Copy every line with the string "August" in it.

DATA ENTRIES:
---+---

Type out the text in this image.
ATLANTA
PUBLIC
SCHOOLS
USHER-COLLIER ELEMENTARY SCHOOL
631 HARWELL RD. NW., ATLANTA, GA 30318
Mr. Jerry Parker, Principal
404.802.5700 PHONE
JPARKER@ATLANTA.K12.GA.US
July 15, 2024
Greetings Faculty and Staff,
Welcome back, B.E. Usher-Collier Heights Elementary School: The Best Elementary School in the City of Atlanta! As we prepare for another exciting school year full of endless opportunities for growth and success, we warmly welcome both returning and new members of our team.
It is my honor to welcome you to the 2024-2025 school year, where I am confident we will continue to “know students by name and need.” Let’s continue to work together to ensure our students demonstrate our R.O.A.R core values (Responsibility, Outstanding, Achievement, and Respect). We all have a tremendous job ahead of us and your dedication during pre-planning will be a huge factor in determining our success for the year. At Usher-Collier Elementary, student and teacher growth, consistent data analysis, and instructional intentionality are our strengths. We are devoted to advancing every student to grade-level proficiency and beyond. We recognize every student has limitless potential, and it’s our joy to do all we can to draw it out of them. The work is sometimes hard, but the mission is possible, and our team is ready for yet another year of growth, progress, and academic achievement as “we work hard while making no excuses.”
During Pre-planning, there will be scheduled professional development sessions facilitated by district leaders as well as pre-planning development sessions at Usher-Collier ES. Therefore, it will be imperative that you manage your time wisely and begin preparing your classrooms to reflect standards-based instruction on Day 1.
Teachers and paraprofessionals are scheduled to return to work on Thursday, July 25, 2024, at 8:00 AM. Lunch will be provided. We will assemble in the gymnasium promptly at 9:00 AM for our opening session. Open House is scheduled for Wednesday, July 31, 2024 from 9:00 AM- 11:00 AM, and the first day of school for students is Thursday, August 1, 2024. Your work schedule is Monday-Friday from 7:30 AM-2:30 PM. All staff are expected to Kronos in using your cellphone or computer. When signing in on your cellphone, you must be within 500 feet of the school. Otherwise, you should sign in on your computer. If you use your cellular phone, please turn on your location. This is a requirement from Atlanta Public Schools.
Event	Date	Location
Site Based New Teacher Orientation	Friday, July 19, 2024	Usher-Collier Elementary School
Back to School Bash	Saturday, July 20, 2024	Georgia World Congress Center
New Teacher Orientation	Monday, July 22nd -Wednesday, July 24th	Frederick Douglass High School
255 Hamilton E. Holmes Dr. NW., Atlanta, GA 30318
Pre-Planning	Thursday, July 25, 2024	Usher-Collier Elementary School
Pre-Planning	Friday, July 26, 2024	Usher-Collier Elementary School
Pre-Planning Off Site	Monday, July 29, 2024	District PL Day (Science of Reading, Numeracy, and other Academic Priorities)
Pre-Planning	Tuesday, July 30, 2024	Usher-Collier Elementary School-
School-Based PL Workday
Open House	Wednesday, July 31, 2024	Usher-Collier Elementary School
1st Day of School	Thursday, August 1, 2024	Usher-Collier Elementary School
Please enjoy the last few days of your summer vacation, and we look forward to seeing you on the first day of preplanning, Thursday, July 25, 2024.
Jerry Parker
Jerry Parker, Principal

---+---

TASK OUTPUT:
Teachers and paraprofessionals are scheduled to return to work on Thursday, July 25, 2024, at 8:00 AM. Lunch will be provided. We will assemble in the gymnasium promptly at 9:00 AM for our opening session. Open House is scheduled for Wednesday, July 31, 2024 from 9:00 AM- 11:00 AM, and the first day of school for students is Thursday, August 1, 2024. Your work schedule is Monday-Friday from 7:30 AM-2:30 PM. All staff are expected to Kronos in using your cellphone or computer. When signing in on your cellphone, you must be within 500 feet of the school. Otherwise, you should sign in on your computer. If you use your cellular phone, please turn on your location. This is a requirement from Atlanta Public Schools.
1st Day of School	Thursday, August 1, 2024	Usher-Collier Elementary School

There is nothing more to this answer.